--- Provided material ---

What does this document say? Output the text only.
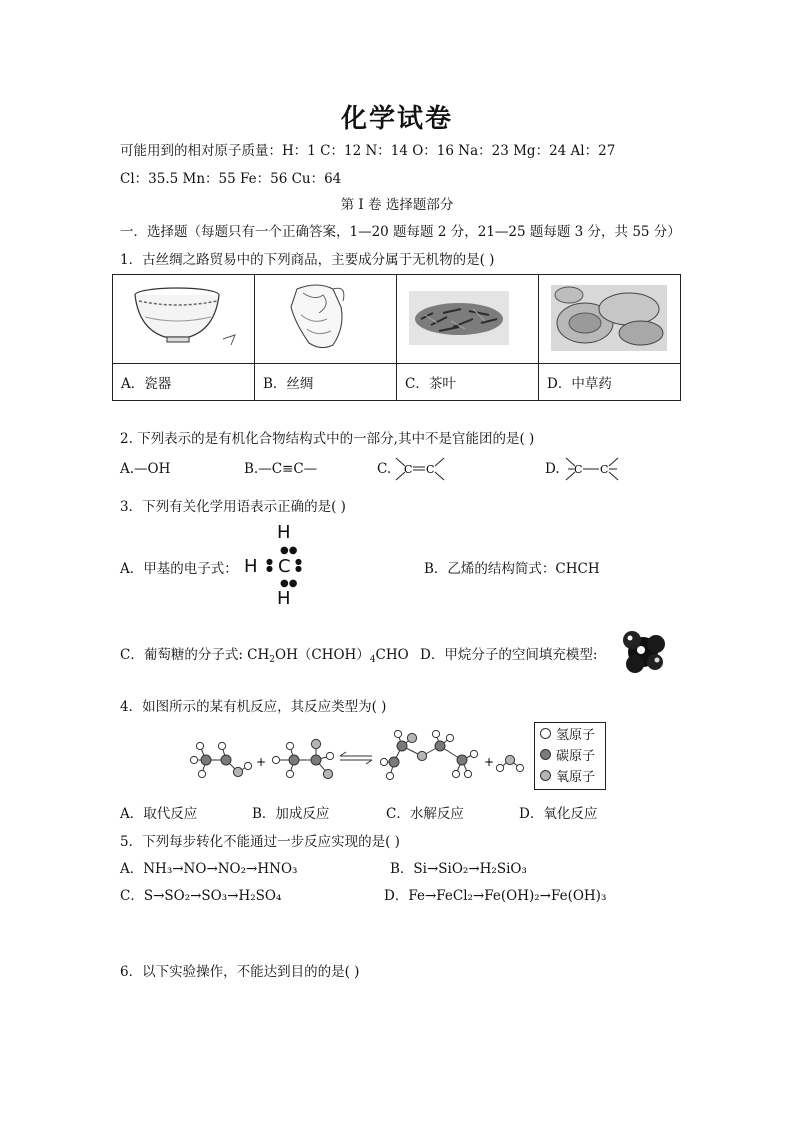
化学试卷
可能用到的相对原子质量：H：1 C：12 N：14 O：16 Na：23 Mg：24 Al：27
Cl：35.5 Mn：55 Fe：56 Cu：64
第 I 卷 选择题部分
一．选择题（每题只有一个正确答案，1—20 题每题 2 分，21—25 题每题 3 分，共 55 分）
1．古丝绸之路贸易中的下列商品，主要成分属于无机物的是( )

A．瓷器	B．丝绸	C．茶叶	D．中草药
2. 下列表示的是有机化合物结构式中的一部分,其中不是官能团的是( )
A.—OH	B.—C≡C—	C. C C	D. C C
3．下列有关化学用语表示正确的是( )
A．甲基的电子式：
H
●●
H ●
● C ●
●
●●
H
B．乙烯的结构简式：CHCH
C．葡萄糖的分子式: $CH_2OH(CHOH)_4CHO$ D．甲烷分子的空间填充模型:
4．如图所示的某有机反应，其反应类型为( )
+	+
氢原子
碳原子
氧原子
A．取代反应	B．加成反应	C．水解反应	D．氧化反应
5．下列每步转化不能通过一步反应实现的是( )
A．NH₃→NO→NO₂→HNO₃	B．Si→SiO₂→H₂SiO₃
C．S→SO₂→SO₃→H₂SO₄	D．Fe→FeCl₂→Fe(OH)₂→Fe(OH)₃
6．以下实验操作，不能达到目的的是( )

---

**Brief:** Ignore the images and quote every line of the listing exactly.

**Exercise response:**
What does this document say? Output the text only.
化学试卷
可能用到的相对原子质量：H：1 C：12 N：14 O：16 Na：23 Mg：24 Al：27
Cl：35.5 Mn：55 Fe：56 Cu：64
第 I 卷 选择题部分
一．选择题（每题只有一个正确答案，1—20 题每题 2 分，21—25 题每题 3 分，共 55 分）
1．古丝绸之路贸易中的下列商品，主要成分属于无机物的是( )

A．瓷器	B．丝绸	C．茶叶	D．中草药
2. 下列表示的是有机化合物结构式中的一部分,其中不是官能团的是( )
A.—OH	B.—C≡C—	C. C C	D. C C
3．下列有关化学用语表示正确的是( )
A．甲基的电子式：
H
●●
H ●
● C ●
●
●●
H
B．乙烯的结构简式：CHCH
C．葡萄糖的分子式: $CH_2OH(CHOH)_4CHO$ D．甲烷分子的空间填充模型:
4．如图所示的某有机反应，其反应类型为( )
+	+
氢原子
碳原子
氧原子
A．取代反应	B．加成反应	C．水解反应	D．氧化反应
5．下列每步转化不能通过一步反应实现的是( )
A．NH₃→NO→NO₂→HNO₃	B．Si→SiO₂→H₂SiO₃
C．S→SO₂→SO₃→H₂SO₄	D．Fe→FeCl₂→Fe(OH)₂→Fe(OH)₃
6．以下实验操作，不能达到目的的是( )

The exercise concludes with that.